Aangeleverd fragment =>
ECLI:NL:RBBRE:2009:BH9195

Rechtbank Breda

Datum uitspraak
27 maart 2009
Publicatiedatum
5 april 2013
Zaaknummer
801413-08 [P
Instantie
Rechtbank Breda
Type
Uitspraak
Rechtsgebied
Strafrecht
Procedures
  • Eerste aanleg - meervoudig
Rechters
  • M. van Kralingen
  • A. de Graaf
  • M. Trippenzee-Braaksma
Vindplaatsen
  • Rechtspraak.nl
AI samenvatting door LexboostAutomatisch gegenereerd

Verlengde uitvoer van harddrugs naar Frankrijk en de ontvankelijkheid van het Openbaar Ministerie

In deze strafzaak, behandeld door de Rechtbank Breda op 27 maart 2009, stond de verdachte terecht voor de verlengde uitvoer van harddrugs naar Frankrijk. De rechtbank oordeelde dat het Openbaar Ministerie ontvankelijk was, ondanks de verdediging die stelde dat er onrechtmatigheden waren in het opsporingsonderzoek. De verdachte, geboren in Frankrijk en verblijvende in een Huis van Bewaring, werd beschuldigd van het vervoeren van 1300 gram heroïne en/of cocaïne. De rechtbank oordeelde dat de observaties van het Joint Hit Team niet als stelselmatig konden worden aangemerkt, waardoor de politie bevoegd was om de verdachte te observeren en een stopteken te geven. De rechtbank achtte het medeplegen van de uitvoer van verdovende middelen niet bewezen, omdat er onvoldoende bewijs was voor een nauwe samenwerking tussen de verdachte en zijn medeverdachten. De verdachte werd vrijgesproken van het medeplegen, maar werd wel schuldig bevonden aan het opzettelijk handelen in strijd met de Opiumwet. De rechtbank hield rekening met de persoonlijke omstandigheden van de verdachte, waaronder zijn financiële situatie, en legde een gevangenisstraf op die gelijk was aan de duur van het voorarrest. De rechtbank benadrukte de ernst van het feit en de schadelijke gevolgen van de drugshandel voor de samenleving.

Uitspraak

RECHTBANK BREDA
Sector strafrecht
parketnummer: 801413-08 [P]
vonnis van de meervoudige kamer d.d. 27 maart 2009
in de strafzaak tegen
[verdachte]
geboren op [datum] te Escaupont (Frankrijk)
thans verblijvende in het Huis van Bewaring te Grave
raadsman mr. R.C. van den Berg, advocaat te Waalwijk
1 Onderzoek van de zaak
De zaak is inhoudelijk behandeld op de zitting van 13 maart 2009, waarbij de officier van justitie, mr. Laheij, en de verdediging hun standpunten kenbaar hebben gemaakt.

Rijen =>
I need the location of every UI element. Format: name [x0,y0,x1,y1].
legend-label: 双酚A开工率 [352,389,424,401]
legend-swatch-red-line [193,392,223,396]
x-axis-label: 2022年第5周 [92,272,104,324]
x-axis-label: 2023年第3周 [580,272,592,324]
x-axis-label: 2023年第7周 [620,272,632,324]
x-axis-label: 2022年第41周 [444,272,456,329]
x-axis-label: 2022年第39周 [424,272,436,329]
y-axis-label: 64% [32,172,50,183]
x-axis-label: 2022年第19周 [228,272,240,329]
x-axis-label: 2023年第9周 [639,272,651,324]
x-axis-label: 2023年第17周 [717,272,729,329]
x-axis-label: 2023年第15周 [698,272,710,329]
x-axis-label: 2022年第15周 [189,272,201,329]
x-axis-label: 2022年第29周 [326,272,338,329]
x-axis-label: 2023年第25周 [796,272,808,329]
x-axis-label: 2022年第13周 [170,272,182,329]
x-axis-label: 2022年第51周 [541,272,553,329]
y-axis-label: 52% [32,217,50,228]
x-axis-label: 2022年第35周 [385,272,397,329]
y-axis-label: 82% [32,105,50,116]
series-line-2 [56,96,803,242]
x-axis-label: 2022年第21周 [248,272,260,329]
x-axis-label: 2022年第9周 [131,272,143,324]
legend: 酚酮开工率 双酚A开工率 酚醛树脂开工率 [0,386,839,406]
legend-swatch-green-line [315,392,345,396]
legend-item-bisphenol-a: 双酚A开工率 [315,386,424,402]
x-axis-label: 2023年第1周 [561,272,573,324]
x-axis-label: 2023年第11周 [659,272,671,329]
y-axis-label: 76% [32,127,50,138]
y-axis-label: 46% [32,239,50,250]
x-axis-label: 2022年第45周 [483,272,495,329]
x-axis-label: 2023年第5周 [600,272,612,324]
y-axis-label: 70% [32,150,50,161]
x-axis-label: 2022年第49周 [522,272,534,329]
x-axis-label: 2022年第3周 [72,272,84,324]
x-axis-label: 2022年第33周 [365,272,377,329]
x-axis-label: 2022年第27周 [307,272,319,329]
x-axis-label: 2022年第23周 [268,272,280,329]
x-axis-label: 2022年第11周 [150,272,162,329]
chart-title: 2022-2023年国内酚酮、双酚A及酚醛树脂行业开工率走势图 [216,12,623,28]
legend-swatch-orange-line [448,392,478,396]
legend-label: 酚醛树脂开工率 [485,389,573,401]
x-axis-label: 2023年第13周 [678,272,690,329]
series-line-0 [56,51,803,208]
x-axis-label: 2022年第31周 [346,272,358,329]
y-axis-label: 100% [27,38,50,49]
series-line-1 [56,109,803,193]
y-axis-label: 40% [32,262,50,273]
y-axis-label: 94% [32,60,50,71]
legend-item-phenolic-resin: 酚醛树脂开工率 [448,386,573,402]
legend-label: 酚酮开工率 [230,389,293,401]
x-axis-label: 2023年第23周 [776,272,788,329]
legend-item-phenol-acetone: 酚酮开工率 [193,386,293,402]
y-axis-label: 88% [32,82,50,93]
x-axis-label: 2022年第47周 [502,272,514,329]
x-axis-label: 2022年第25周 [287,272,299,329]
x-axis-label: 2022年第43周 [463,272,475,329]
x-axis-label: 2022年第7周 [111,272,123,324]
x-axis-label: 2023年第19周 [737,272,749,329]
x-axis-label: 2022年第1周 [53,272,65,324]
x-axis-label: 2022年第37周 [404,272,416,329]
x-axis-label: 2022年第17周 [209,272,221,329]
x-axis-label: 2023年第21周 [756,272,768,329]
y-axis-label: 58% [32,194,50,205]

Opdrachten =>
a: Noem alle rechters die in het fragment worden genoemd.
b: Neem uit het fragment letterlijk de tekst over vanaf "thans verblijvende in" tot en met "kenbaar hebben gemaakt.".

Resultaten per opdracht =>
a:
- M. van Kralingen
- A. de Graaf
- M. Trippenzee-Braaksma

b:
thans verblijvende in het Huis van Bewaring te Grave
raadsman mr. R.C. van den Berg, advocaat te Waalwijk
1 Onderzoek van de zaak
De zaak is inhoudelijk behandeld op de zitting van 13 maart 2009, waarbij de officier van justitie, mr. Laheij, en de verdediging hun standpunten kenbaar hebben gemaakt.